What the task asks: Find each line with the string "защиты" and report it.

Data listing
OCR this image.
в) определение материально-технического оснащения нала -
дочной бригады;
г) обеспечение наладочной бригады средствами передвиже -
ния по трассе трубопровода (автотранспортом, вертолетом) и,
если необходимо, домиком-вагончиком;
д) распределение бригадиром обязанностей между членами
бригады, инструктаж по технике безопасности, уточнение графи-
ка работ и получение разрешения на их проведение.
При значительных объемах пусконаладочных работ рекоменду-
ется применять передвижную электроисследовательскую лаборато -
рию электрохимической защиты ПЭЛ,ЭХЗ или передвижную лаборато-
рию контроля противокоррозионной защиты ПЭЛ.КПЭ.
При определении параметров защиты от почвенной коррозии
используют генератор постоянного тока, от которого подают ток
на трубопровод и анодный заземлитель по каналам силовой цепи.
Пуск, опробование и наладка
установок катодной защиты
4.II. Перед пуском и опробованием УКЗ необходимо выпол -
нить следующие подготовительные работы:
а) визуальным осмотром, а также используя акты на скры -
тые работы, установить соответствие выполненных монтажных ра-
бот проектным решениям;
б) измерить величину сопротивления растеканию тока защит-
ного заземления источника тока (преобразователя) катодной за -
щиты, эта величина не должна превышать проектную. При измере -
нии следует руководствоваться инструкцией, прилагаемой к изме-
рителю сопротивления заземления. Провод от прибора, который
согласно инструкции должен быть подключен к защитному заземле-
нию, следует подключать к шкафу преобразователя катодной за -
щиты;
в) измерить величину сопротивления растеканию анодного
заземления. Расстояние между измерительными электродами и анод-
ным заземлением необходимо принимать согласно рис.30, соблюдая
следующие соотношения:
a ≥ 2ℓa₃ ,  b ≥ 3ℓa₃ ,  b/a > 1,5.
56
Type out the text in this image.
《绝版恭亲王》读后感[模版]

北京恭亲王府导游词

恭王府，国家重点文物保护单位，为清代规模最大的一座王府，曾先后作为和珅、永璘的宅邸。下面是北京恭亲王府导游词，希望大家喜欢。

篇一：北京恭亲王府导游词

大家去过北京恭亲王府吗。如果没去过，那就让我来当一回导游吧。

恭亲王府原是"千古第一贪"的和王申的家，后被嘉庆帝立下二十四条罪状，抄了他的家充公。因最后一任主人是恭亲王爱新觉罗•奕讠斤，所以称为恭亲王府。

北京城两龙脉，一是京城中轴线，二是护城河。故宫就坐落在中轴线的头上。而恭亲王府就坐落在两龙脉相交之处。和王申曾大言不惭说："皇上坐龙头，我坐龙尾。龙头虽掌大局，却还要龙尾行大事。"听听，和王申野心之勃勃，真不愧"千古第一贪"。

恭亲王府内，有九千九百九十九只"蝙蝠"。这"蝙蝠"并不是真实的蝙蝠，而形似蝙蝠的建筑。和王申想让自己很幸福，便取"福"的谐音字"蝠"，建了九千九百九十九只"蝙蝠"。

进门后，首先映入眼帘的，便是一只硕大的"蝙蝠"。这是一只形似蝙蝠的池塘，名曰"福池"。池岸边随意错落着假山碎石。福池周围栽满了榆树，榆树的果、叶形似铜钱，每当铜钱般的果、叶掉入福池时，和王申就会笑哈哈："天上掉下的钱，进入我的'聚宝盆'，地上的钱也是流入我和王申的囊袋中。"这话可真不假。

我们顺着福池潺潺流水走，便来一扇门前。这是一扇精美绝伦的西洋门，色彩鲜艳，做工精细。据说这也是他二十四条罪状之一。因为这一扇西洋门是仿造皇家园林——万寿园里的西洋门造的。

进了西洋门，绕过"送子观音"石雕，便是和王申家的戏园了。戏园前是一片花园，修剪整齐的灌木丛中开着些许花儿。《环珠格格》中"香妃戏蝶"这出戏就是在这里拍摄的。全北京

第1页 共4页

Response below:
рию электрохимической защиты ПЭЛ,ЭХЗ или передвижную лаборато-
рию контроля противокоррозионной защиты ПЭЛ.КПЭ.
При определении параметров защиты от почвенной коррозии
установок катодной защиты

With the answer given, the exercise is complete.